> DATASET ENTRIES
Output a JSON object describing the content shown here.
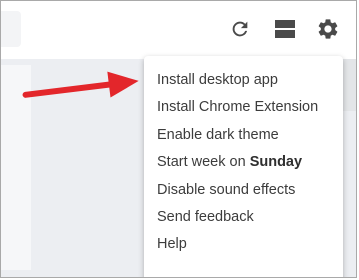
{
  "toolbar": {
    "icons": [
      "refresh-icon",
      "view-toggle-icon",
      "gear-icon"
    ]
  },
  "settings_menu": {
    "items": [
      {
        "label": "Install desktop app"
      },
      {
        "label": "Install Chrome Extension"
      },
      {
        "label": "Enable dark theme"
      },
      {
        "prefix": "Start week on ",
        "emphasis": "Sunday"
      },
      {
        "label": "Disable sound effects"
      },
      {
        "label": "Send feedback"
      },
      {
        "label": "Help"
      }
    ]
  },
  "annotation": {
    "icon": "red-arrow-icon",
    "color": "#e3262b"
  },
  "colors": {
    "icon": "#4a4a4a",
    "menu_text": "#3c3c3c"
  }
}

--

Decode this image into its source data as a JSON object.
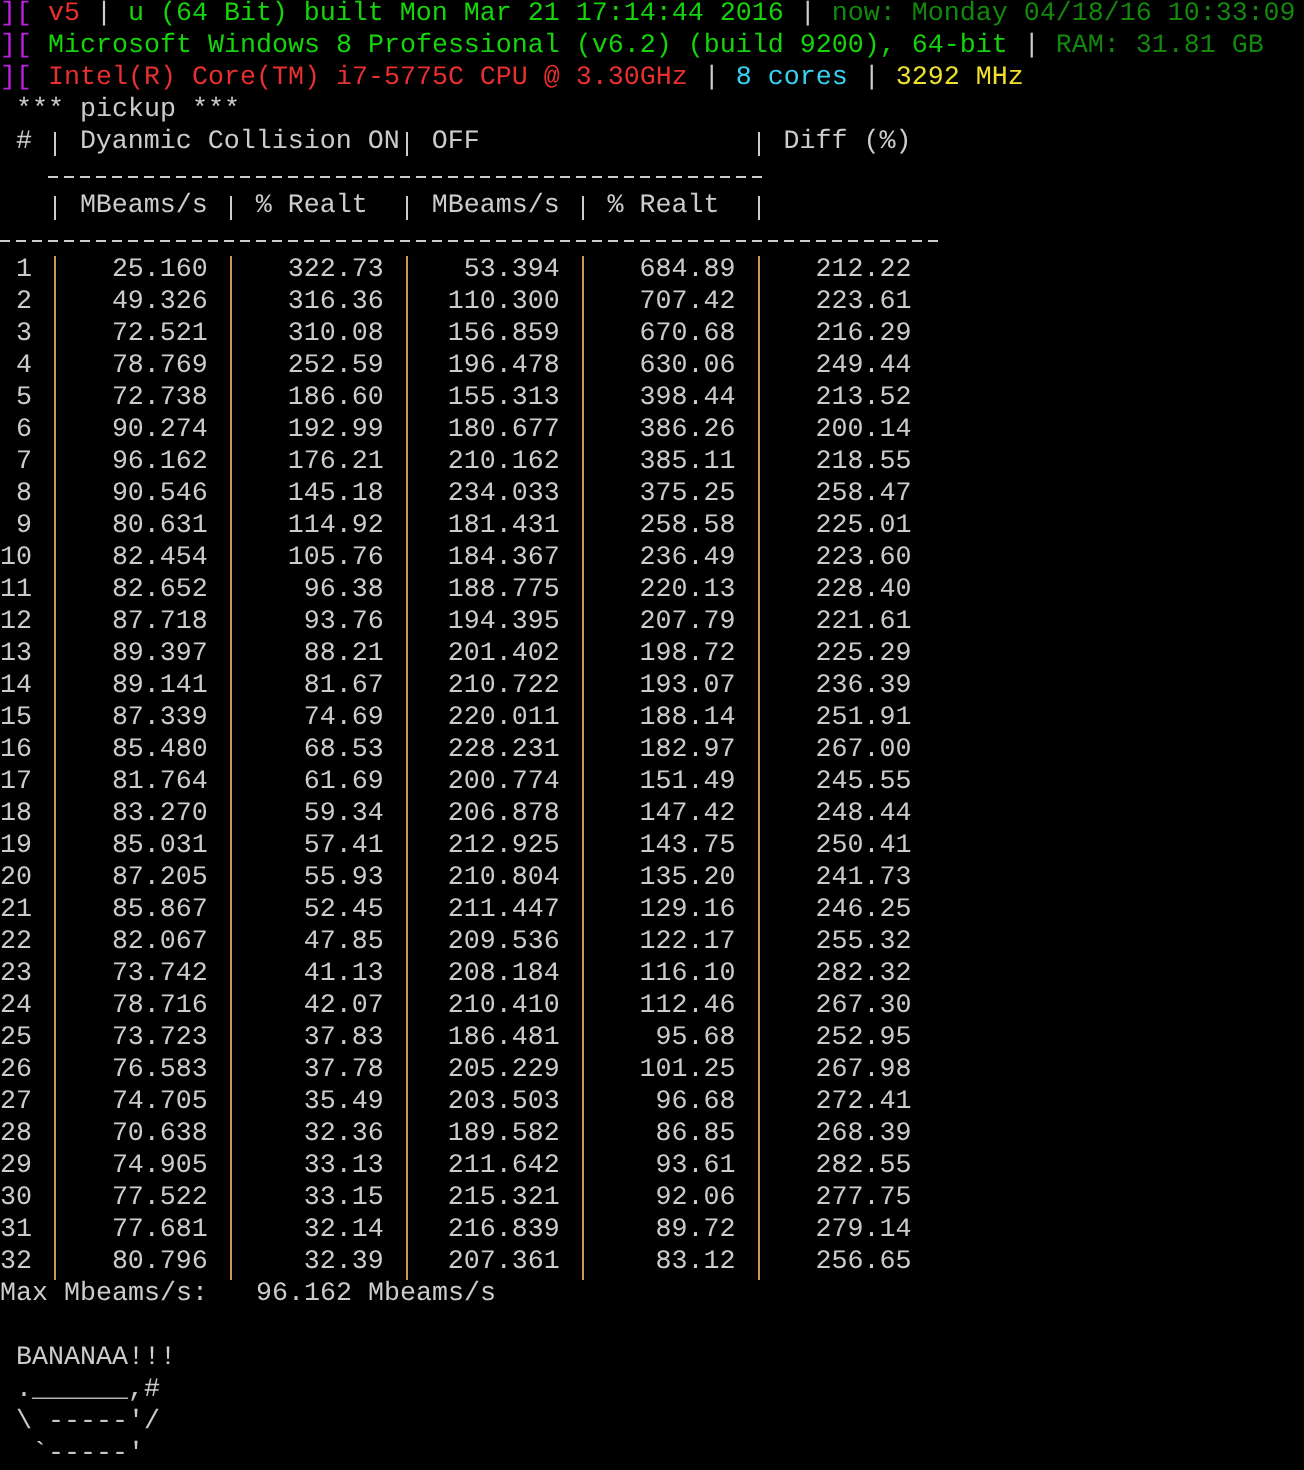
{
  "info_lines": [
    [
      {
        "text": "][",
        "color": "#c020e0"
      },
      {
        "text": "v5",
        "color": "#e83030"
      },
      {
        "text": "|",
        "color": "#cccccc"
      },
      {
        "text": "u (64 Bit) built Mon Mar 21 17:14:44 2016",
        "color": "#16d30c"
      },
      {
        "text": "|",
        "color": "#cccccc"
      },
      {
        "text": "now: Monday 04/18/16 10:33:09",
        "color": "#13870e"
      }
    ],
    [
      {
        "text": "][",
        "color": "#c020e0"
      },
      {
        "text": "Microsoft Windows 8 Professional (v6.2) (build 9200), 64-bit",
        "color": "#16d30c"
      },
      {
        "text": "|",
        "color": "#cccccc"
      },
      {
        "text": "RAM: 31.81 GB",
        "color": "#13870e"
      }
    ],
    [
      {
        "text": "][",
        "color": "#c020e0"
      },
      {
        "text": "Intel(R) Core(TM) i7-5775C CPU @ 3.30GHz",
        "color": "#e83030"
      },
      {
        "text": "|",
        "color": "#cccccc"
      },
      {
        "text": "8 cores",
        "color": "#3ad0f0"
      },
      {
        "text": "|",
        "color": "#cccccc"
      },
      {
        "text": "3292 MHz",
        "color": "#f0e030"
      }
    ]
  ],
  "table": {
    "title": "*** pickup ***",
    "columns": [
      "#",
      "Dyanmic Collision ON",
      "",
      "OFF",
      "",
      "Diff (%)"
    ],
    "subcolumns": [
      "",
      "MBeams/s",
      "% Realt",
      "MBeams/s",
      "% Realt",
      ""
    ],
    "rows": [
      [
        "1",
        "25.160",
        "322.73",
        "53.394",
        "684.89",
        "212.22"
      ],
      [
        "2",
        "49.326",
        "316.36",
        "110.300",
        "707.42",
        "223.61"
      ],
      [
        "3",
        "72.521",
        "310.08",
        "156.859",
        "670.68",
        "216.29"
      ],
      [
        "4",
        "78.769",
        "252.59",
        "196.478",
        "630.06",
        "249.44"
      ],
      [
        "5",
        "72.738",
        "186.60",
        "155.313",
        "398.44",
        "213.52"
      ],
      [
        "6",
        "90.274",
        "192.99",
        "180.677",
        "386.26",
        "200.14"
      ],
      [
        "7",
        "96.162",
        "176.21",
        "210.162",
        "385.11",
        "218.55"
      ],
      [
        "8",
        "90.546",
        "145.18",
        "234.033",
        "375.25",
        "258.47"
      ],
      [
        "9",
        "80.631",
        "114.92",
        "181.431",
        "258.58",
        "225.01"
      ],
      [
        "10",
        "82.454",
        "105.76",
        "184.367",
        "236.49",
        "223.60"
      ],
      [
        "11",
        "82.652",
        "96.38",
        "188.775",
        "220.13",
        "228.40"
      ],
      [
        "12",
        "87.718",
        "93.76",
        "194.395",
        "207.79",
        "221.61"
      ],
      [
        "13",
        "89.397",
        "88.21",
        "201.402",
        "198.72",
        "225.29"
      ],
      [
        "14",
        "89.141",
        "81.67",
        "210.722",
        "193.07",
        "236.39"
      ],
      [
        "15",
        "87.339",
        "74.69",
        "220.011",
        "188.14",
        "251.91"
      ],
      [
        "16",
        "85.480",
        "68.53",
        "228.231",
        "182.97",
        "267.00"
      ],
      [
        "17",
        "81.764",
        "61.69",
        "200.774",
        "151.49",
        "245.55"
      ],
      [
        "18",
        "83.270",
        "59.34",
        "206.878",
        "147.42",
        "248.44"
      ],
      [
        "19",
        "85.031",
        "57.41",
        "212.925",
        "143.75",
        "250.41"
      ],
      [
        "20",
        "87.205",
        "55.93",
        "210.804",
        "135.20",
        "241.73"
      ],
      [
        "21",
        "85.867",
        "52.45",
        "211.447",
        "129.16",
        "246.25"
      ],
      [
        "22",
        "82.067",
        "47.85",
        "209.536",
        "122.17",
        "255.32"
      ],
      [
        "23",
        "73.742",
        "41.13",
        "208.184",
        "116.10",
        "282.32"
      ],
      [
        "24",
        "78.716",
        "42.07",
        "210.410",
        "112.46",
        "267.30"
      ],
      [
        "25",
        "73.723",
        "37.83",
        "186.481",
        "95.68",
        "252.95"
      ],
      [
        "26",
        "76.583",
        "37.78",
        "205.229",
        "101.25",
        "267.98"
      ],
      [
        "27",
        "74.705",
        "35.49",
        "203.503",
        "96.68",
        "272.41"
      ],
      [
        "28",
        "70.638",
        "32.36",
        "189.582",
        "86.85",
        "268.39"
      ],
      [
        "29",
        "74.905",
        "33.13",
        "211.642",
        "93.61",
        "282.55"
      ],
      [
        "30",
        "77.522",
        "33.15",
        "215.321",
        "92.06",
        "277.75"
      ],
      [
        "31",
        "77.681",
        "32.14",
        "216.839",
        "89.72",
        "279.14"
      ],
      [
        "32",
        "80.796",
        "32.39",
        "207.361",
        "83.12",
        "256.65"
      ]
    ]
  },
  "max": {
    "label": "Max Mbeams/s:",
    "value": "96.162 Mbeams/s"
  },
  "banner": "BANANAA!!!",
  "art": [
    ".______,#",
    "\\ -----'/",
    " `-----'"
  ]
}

> WHAT TO DO
In the material above, show every line where the word "object" turns up.

> EXERCISE RESPONSE
Output a JSON object describing the content shown here.
Decode this image into its source data as a JSON object.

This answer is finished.